== To be done ==
Can the data below be set down again exactly, line for line?

— Start of Material provided —

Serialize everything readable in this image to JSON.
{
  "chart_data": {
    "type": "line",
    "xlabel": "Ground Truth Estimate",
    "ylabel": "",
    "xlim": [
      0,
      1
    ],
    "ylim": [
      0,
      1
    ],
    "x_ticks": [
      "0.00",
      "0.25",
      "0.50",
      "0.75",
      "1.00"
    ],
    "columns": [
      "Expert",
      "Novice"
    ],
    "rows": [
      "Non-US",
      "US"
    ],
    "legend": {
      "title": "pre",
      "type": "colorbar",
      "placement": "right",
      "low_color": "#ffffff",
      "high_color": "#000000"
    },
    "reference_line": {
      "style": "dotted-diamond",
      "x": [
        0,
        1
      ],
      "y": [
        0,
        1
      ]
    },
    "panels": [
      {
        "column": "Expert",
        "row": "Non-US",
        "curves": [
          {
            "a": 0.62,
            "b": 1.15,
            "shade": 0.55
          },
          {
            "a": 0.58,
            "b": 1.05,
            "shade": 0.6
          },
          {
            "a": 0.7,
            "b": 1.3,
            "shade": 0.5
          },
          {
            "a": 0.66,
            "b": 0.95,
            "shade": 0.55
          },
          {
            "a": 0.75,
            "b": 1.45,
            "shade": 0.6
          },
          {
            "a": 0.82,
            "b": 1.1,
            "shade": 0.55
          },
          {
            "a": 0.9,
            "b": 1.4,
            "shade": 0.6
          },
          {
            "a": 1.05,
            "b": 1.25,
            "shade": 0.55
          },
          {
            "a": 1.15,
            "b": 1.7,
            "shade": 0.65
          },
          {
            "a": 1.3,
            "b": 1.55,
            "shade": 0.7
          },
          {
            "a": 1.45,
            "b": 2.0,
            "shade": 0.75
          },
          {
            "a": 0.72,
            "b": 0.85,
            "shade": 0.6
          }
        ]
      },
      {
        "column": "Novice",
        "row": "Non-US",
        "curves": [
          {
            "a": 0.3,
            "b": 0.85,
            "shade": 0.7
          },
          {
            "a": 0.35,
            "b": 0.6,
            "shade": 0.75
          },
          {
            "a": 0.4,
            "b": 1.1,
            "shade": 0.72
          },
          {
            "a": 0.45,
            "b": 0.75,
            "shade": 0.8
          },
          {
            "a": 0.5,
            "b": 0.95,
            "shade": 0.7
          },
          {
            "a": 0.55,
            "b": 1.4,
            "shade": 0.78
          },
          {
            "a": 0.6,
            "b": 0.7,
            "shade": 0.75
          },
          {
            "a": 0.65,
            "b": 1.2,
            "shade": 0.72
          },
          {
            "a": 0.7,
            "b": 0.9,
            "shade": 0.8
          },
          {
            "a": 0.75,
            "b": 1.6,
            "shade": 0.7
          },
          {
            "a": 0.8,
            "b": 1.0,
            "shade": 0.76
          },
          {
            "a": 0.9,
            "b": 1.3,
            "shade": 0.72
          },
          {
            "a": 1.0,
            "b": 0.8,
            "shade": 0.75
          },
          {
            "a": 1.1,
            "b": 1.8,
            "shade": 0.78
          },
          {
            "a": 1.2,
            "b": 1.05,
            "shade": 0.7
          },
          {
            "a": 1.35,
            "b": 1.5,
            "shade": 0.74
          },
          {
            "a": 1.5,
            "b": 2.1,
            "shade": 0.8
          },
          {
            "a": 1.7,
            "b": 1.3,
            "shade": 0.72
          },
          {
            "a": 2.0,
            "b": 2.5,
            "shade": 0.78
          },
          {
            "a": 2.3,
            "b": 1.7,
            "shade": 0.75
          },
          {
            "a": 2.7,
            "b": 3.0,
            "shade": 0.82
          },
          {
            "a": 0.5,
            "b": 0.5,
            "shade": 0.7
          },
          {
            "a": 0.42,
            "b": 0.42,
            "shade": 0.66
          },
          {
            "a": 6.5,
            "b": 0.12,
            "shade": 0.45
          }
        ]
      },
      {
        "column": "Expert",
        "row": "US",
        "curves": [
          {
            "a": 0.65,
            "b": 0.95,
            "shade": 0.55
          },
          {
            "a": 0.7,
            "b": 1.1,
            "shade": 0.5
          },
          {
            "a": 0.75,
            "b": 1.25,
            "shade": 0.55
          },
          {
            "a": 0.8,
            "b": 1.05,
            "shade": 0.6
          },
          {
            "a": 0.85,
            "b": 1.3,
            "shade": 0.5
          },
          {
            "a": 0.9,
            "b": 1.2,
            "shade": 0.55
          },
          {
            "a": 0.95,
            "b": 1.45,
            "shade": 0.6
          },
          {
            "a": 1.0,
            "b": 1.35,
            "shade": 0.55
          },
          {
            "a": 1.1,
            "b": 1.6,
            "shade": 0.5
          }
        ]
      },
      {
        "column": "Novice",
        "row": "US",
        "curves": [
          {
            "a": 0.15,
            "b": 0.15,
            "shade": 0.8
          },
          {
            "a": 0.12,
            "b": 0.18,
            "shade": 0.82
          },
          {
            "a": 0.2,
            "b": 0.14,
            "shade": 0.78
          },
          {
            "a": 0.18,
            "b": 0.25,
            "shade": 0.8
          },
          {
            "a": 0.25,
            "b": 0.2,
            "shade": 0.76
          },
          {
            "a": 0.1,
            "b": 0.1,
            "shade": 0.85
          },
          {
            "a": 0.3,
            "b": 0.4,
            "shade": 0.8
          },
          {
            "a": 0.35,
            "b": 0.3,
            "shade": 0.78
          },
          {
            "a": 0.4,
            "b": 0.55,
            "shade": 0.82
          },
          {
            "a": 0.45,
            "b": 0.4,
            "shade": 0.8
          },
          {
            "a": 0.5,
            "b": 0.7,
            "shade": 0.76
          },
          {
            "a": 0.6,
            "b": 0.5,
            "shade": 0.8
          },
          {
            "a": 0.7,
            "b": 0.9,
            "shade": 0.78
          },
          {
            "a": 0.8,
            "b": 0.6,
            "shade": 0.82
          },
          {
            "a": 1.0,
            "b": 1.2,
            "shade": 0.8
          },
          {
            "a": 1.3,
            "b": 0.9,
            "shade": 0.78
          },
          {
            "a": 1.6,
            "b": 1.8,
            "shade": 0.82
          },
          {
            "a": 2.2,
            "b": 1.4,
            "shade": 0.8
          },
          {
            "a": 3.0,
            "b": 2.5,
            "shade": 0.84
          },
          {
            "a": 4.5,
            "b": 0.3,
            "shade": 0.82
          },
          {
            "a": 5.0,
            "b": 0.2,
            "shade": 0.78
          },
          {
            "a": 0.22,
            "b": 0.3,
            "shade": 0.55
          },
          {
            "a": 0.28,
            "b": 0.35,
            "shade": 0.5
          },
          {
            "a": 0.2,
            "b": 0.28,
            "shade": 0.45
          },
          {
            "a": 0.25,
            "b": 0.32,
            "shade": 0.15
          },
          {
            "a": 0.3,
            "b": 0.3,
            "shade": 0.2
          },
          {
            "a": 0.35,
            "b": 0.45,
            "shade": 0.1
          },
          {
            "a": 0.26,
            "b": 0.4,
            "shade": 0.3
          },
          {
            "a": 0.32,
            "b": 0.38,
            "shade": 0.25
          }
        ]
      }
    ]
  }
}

— End of Material provided —

== Output of the exercise ==
Serialize everything readable in this image to JSON.
{
  "chart_data": {
    "type": "line",
    "xlabel": "Ground Truth Estimate",
    "ylabel": "",
    "xlim": [
      0,
      1
    ],
    "ylim": [
      0,
      1
    ],
    "x_ticks": [
      "0.00",
      "0.25",
      "0.50",
      "0.75",
      "1.00"
    ],
    "columns": [
      "Expert",
      "Novice"
    ],
    "rows": [
      "Non-US",
      "US"
    ],
    "legend": {
      "title": "pre",
      "type": "colorbar",
      "placement": "right",
      "low_color": "#ffffff",
      "high_color": "#000000"
    },
    "reference_line": {
      "style": "dotted-diamond",
      "x": [
        0,
        1
      ],
      "y": [
        0,
        1
      ]
    },
    "panels": [
      {
        "column": "Expert",
        "row": "Non-US",
        "curves": [
          {
            "a": 0.62,
            "b": 1.15,
            "shade": 0.55
          },
          {
            "a": 0.58,
            "b": 1.05,
            "shade": 0.6
          },
          {
            "a": 0.7,
            "b": 1.3,
            "shade": 0.5
          },
          {
            "a": 0.66,
            "b": 0.95,
            "shade": 0.55
          },
          {
            "a": 0.75,
            "b": 1.45,
            "shade": 0.6
          },
          {
            "a": 0.82,
            "b": 1.1,
            "shade": 0.55
          },
          {
            "a": 0.9,
            "b": 1.4,
            "shade": 0.6
          },
          {
            "a": 1.05,
            "b": 1.25,
            "shade": 0.55
          },
          {
            "a": 1.15,
            "b": 1.7,
            "shade": 0.65
          },
          {
            "a": 1.3,
            "b": 1.55,
            "shade": 0.7
          },
          {
            "a": 1.45,
            "b": 2.0,
            "shade": 0.75
          },
          {
            "a": 0.72,
            "b": 0.85,
            "shade": 0.6
          }
        ]
      },
      {
        "column": "Novice",
        "row": "Non-US",
        "curves": [
          {
            "a": 0.3,
            "b": 0.85,
            "shade": 0.7
          },
          {
            "a": 0.35,
            "b": 0.6,
            "shade": 0.75
          },
          {
            "a": 0.4,
            "b": 1.1,
            "shade": 0.72
          },
          {
            "a": 0.45,
            "b": 0.75,
            "shade": 0.8
          },
          {
            "a": 0.5,
            "b": 0.95,
            "shade": 0.7
          },
          {
            "a": 0.55,
            "b": 1.4,
            "shade": 0.78
          },
          {
            "a": 0.6,
            "b": 0.7,
            "shade": 0.75
          },
          {
            "a": 0.65,
            "b": 1.2,
            "shade": 0.72
          },
          {
            "a": 0.7,
            "b": 0.9,
            "shade": 0.8
          },
          {
            "a": 0.75,
            "b": 1.6,
            "shade": 0.7
          },
          {
            "a": 0.8,
            "b": 1.0,
            "shade": 0.76
          },
          {
            "a": 0.9,
            "b": 1.3,
            "shade": 0.72
          },
          {
            "a": 1.0,
            "b": 0.8,
            "shade": 0.75
          },
          {
            "a": 1.1,
            "b": 1.8,
            "shade": 0.78
          },
          {
            "a": 1.2,
            "b": 1.05,
            "shade": 0.7
          },
          {
            "a": 1.35,
            "b": 1.5,
            "shade": 0.74
          },
          {
            "a": 1.5,
            "b": 2.1,
            "shade": 0.8
          },
          {
            "a": 1.7,
            "b": 1.3,
            "shade": 0.72
          },
          {
            "a": 2.0,
            "b": 2.5,
            "shade": 0.78
          },
          {
            "a": 2.3,
            "b": 1.7,
            "shade": 0.75
          },
          {
            "a": 2.7,
            "b": 3.0,
            "shade": 0.82
          },
          {
            "a": 0.5,
            "b": 0.5,
            "shade": 0.7
          },
          {
            "a": 0.42,
            "b": 0.42,
            "shade": 0.66
          },
          {
            "a": 6.5,
            "b": 0.12,
            "shade": 0.45
          }
        ]
      },
      {
        "column": "Expert",
        "row": "US",
        "curves": [
          {
            "a": 0.65,
            "b": 0.95,
            "shade": 0.55
          },
          {
            "a": 0.7,
            "b": 1.1,
            "shade": 0.5
          },
          {
            "a": 0.75,
            "b": 1.25,
            "shade": 0.55
          },
          {
            "a": 0.8,
            "b": 1.05,
            "shade": 0.6
          },
          {
            "a": 0.85,
            "b": 1.3,
            "shade": 0.5
          },
          {
            "a": 0.9,
            "b": 1.2,
            "shade": 0.55
          },
          {
            "a": 0.95,
            "b": 1.45,
            "shade": 0.6
          },
          {
            "a": 1.0,
            "b": 1.35,
            "shade": 0.55
          },
          {
            "a": 1.1,
            "b": 1.6,
            "shade": 0.5
          }
        ]
      },
      {
        "column": "Novice",
        "row": "US",
        "curves": [
          {
            "a": 0.15,
            "b": 0.15,
            "shade": 0.8
          },
          {
            "a": 0.12,
            "b": 0.18,
            "shade": 0.82
          },
          {
            "a": 0.2,
            "b": 0.14,
            "shade": 0.78
          },
          {
            "a": 0.18,
            "b": 0.25,
            "shade": 0.8
          },
          {
            "a": 0.25,
            "b": 0.2,
            "shade": 0.76
          },
          {
            "a": 0.1,
            "b": 0.1,
            "shade": 0.85
          },
          {
            "a": 0.3,
            "b": 0.4,
            "shade": 0.8
          },
          {
            "a": 0.35,
            "b": 0.3,
            "shade": 0.78
          },
          {
            "a": 0.4,
            "b": 0.55,
            "shade": 0.82
          },
          {
            "a": 0.45,
            "b": 0.4,
            "shade": 0.8
          },
          {
            "a": 0.5,
            "b": 0.7,
            "shade": 0.76
          },
          {
            "a": 0.6,
            "b": 0.5,
            "shade": 0.8
          },
          {
            "a": 0.7,
            "b": 0.9,
            "shade": 0.78
          },
          {
            "a": 0.8,
            "b": 0.6,
            "shade": 0.82
          },
          {
            "a": 1.0,
            "b": 1.2,
            "shade": 0.8
          },
          {
            "a": 1.3,
            "b": 0.9,
            "shade": 0.78
          },
          {
            "a": 1.6,
            "b": 1.8,
            "shade": 0.82
          },
          {
            "a": 2.2,
            "b": 1.4,
            "shade": 0.8
          },
          {
            "a": 3.0,
            "b": 2.5,
            "shade": 0.84
          },
          {
            "a": 4.5,
            "b": 0.3,
            "shade": 0.82
          },
          {
            "a": 5.0,
            "b": 0.2,
            "shade": 0.78
          },
          {
            "a": 0.22,
            "b": 0.3,
            "shade": 0.55
          },
          {
            "a": 0.28,
            "b": 0.35,
            "shade": 0.5
          },
          {
            "a": 0.2,
            "b": 0.28,
            "shade": 0.45
          },
          {
            "a": 0.25,
            "b": 0.32,
            "shade": 0.15
          },
          {
            "a": 0.3,
            "b": 0.3,
            "shade": 0.2
          },
          {
            "a": 0.35,
            "b": 0.45,
            "shade": 0.1
          },
          {
            "a": 0.26,
            "b": 0.4,
            "shade": 0.3
          },
          {
            "a": 0.32,
            "b": 0.38,
            "shade": 0.25
          }
        ]
      }
    ]
  }
}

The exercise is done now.